## Aim of the task
Please print every record below exactly as it appears.

## Data excerpts
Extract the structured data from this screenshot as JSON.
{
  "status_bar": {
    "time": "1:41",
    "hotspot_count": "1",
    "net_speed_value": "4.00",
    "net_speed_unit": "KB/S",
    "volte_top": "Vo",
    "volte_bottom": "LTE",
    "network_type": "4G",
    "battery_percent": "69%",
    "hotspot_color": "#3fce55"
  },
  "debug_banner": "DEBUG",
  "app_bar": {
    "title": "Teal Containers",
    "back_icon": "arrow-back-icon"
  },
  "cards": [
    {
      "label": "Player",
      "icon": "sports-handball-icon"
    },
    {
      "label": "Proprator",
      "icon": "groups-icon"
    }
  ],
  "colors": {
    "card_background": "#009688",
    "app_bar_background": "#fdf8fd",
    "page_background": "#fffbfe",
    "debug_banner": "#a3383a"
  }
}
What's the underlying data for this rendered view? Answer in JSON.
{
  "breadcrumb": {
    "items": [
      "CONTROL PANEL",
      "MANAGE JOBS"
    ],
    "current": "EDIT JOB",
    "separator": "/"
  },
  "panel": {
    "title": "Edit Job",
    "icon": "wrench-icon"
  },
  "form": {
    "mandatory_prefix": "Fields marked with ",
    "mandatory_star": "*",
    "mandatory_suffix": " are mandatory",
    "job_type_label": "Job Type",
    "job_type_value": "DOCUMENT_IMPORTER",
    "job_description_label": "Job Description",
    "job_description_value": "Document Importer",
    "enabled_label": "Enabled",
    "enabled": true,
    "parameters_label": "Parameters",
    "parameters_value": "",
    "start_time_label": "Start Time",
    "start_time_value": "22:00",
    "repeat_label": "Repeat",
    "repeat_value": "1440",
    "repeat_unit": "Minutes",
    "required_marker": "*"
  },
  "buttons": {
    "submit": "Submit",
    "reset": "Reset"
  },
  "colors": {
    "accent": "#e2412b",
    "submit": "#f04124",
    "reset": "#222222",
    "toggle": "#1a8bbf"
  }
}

## Response to this task
Extract the structured data from this screenshot as JSON.
{
  "status_bar": {
    "time": "1:41",
    "hotspot_count": "1",
    "net_speed_value": "4.00",
    "net_speed_unit": "KB/S",
    "volte_top": "Vo",
    "volte_bottom": "LTE",
    "network_type": "4G",
    "battery_percent": "69%",
    "hotspot_color": "#3fce55"
  },
  "debug_banner": "DEBUG",
  "app_bar": {
    "title": "Teal Containers",
    "back_icon": "arrow-back-icon"
  },
  "cards": [
    {
      "label": "Player",
      "icon": "sports-handball-icon"
    },
    {
      "label": "Proprator",
      "icon": "groups-icon"
    }
  ],
  "colors": {
    "card_background": "#009688",
    "app_bar_background": "#fdf8fd",
    "page_background": "#fffbfe",
    "debug_banner": "#a3383a"
  }
}
What's the underlying data for this rendered view? Answer in JSON.
{
  "breadcrumb": {
    "items": [
      "CONTROL PANEL",
      "MANAGE JOBS"
    ],
    "current": "EDIT JOB",
    "separator": "/"
  },
  "panel": {
    "title": "Edit Job",
    "icon": "wrench-icon"
  },
  "form": {
    "mandatory_prefix": "Fields marked with ",
    "mandatory_star": "*",
    "mandatory_suffix": " are mandatory",
    "job_type_label": "Job Type",
    "job_type_value": "DOCUMENT_IMPORTER",
    "job_description_label": "Job Description",
    "job_description_value": "Document Importer",
    "enabled_label": "Enabled",
    "enabled": true,
    "parameters_label": "Parameters",
    "parameters_value": "",
    "start_time_label": "Start Time",
    "start_time_value": "22:00",
    "repeat_label": "Repeat",
    "repeat_value": "1440",
    "repeat_unit": "Minutes",
    "required_marker": "*"
  },
  "buttons": {
    "submit": "Submit",
    "reset": "Reset"
  },
  "colors": {
    "accent": "#e2412b",
    "submit": "#f04124",
    "reset": "#222222",
    "toggle": "#1a8bbf"
  }
}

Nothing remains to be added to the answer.